**WHAT YOU ARE ASKED TO DO:** Reproduce the material exactly, omitting nothing.

**DATA FOR THIS TASK:**
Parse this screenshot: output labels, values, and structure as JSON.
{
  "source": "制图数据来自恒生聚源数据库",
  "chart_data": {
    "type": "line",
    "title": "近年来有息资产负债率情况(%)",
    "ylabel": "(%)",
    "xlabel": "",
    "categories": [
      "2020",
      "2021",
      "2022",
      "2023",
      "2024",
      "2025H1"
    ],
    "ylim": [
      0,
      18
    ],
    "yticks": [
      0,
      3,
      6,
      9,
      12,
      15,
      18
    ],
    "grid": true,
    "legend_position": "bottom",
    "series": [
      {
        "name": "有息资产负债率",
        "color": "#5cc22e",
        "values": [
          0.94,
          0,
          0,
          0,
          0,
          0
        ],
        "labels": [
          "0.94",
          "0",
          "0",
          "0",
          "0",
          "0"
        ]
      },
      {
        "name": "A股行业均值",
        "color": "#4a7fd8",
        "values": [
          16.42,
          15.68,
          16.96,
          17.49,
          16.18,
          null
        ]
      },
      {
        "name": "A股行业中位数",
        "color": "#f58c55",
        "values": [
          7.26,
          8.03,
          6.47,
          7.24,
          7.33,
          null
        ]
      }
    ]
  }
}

**ANSWER TO THE TASK:**
Parse this screenshot: output labels, values, and structure as JSON.
{
  "source": "制图数据来自恒生聚源数据库",
  "chart_data": {
    "type": "line",
    "title": "近年来有息资产负债率情况(%)",
    "ylabel": "(%)",
    "xlabel": "",
    "categories": [
      "2020",
      "2021",
      "2022",
      "2023",
      "2024",
      "2025H1"
    ],
    "ylim": [
      0,
      18
    ],
    "yticks": [
      0,
      3,
      6,
      9,
      12,
      15,
      18
    ],
    "grid": true,
    "legend_position": "bottom",
    "series": [
      {
        "name": "有息资产负债率",
        "color": "#5cc22e",
        "values": [
          0.94,
          0,
          0,
          0,
          0,
          0
        ],
        "labels": [
          "0.94",
          "0",
          "0",
          "0",
          "0",
          "0"
        ]
      },
      {
        "name": "A股行业均值",
        "color": "#4a7fd8",
        "values": [
          16.42,
          15.68,
          16.96,
          17.49,
          16.18,
          null
        ]
      },
      {
        "name": "A股行业中位数",
        "color": "#f58c55",
        "values": [
          7.26,
          8.03,
          6.47,
          7.24,
          7.33,
          null
        ]
      }
    ]
  }
}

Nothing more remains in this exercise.